Dataset entries on figures:
_ _ _ _ _
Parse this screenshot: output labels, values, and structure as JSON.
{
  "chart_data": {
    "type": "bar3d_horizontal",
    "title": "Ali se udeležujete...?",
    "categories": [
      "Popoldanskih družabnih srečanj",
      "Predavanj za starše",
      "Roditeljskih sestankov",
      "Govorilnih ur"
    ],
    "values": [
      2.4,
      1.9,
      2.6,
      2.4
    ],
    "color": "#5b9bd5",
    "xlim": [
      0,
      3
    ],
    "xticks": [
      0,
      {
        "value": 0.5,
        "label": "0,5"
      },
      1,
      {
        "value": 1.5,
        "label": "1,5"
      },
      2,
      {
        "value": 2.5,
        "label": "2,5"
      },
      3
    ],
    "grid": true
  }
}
_ _ _ _ _
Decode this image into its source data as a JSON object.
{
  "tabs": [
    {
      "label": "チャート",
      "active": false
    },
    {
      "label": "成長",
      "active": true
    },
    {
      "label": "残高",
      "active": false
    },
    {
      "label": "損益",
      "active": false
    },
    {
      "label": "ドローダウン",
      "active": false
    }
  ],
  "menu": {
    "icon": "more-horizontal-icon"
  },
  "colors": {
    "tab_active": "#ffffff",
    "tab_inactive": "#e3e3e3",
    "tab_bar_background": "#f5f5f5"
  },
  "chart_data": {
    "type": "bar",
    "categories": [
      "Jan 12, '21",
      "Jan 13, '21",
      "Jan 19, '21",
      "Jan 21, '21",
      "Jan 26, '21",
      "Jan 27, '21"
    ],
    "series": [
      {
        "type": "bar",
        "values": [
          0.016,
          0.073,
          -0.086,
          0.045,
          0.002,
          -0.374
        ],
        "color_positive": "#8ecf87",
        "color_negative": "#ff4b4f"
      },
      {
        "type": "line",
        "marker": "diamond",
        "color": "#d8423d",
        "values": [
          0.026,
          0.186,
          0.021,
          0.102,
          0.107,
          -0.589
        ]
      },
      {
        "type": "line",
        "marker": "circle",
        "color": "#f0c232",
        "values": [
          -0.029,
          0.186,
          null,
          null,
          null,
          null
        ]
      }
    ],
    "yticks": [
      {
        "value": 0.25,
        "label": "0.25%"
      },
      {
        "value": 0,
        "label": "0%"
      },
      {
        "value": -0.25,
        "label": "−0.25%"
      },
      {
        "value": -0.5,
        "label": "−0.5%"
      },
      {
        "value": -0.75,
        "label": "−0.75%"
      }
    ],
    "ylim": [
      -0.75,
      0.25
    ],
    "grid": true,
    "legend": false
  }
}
_ _ _ _ _
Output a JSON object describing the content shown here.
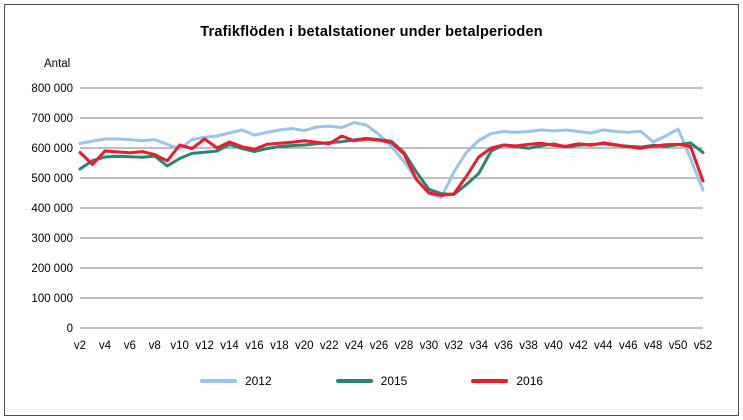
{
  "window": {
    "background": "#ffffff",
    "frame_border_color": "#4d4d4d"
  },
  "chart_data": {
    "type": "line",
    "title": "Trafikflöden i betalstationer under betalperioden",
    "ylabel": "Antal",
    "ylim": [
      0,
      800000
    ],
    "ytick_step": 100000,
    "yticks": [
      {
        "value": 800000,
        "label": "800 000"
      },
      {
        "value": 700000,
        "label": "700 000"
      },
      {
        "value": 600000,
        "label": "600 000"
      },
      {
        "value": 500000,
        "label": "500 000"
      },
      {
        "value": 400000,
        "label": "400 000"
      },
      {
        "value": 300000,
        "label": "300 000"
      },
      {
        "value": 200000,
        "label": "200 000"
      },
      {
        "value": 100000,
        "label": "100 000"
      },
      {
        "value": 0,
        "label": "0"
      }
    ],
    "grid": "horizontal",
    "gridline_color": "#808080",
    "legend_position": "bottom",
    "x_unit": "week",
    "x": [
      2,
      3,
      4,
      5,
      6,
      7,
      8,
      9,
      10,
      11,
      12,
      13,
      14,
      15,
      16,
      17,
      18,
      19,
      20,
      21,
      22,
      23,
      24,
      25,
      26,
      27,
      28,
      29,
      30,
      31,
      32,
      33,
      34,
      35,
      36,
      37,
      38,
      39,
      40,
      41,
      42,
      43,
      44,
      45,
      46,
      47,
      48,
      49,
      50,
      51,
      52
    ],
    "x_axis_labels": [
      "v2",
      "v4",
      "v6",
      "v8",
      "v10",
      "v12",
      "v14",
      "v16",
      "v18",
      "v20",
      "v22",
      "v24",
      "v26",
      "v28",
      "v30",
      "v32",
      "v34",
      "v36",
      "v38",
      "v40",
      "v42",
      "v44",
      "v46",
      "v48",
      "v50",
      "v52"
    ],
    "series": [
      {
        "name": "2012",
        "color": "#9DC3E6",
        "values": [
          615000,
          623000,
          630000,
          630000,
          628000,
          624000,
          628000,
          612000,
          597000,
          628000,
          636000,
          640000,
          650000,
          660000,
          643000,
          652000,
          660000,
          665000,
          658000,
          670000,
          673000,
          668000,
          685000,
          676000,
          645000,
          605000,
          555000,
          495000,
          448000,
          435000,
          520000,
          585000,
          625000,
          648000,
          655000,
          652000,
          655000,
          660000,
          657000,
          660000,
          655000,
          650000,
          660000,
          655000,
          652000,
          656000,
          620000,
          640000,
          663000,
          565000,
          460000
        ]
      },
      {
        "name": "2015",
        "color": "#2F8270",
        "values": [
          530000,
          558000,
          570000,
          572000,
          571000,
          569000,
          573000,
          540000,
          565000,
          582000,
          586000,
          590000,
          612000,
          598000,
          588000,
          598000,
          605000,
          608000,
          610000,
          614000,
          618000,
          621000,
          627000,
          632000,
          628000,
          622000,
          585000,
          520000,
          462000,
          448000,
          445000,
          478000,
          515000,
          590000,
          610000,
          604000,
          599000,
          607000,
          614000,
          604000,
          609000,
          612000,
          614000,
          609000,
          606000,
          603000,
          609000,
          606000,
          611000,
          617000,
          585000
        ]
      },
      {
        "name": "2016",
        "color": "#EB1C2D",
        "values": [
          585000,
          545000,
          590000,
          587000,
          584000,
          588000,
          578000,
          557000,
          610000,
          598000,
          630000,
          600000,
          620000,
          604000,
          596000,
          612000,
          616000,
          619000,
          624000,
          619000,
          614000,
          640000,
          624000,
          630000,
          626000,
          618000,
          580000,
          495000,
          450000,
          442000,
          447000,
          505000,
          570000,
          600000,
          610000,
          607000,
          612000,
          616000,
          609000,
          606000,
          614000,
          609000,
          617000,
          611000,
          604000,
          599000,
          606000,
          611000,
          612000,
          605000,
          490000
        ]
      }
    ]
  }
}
_ _ _ _ _
### Aim of the exercise
Where a line above holds the string "title", show that line.

### Solved exercise
    "title": "Ali se udeležujete...?",
    "title": "Trafikflöden i betalstationer under betalperioden",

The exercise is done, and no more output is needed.